**Written request 1:** In the gas burner post below, list each thing that was done to fix the sticking centrifuge switch.

**Text extract:**

PostPosted: Mon Sep 19 16 9:26 pm    Post subject: Reply with quote

Pretty simple fix- the centrifuge switch (#5) was sticking. Cleaned it up, checked the switch itself, a little silicone spray, and back into business!


GAS BURNER SEQUENCE OF OPERATION
It is very important to know the sequence of operation when troubleshooting the burner. The below steps describe
the cycle for ignition in the sequence of operation for the burner.
1. The smoker is powered on with the desired cooking temperature set.
2. At a call for heat from the thermostat, 120 volts of power go through the thermostat, the high limit switch,
and on to the burner.
3. The power comes into the burner at the junction box, which is located on top of the blower motor; 120
volts AC go to the primary side of the 24 volt AC step down transformer and to the combustion motor and
the combustion motor comes on.
4. The step down transformer sends 24 volts AC out to the centrifugal switch on the blower motor.

**Supplied records:**
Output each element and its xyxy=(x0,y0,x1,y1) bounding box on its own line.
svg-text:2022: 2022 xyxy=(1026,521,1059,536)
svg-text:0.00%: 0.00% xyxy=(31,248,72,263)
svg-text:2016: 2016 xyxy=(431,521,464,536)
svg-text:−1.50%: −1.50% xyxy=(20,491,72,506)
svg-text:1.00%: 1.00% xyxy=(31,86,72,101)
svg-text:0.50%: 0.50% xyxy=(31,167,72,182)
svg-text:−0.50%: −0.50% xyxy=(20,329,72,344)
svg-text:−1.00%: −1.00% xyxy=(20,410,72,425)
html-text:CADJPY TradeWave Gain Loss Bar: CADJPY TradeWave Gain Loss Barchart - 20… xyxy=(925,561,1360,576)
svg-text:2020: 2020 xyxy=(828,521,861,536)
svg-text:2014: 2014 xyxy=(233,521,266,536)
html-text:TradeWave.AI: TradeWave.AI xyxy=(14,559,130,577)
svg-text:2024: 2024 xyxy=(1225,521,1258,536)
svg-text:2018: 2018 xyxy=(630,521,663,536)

**Written request 2:** Find every line in the records that contains the string "TradeWave", matching case, and copy each one.

**Exercise output 1:**
- Cleaned it up
- Checked the switch itself
- Applied a little silicone spray

**Exercise output 2:**
html-text:CADJPY TradeWave Gain Loss Bar: CADJPY TradeWave Gain Loss Barchart - 20… xyxy=(925,561,1360,576)
html-text:TradeWave.AI: TradeWave.AI xyxy=(14,559,130,577)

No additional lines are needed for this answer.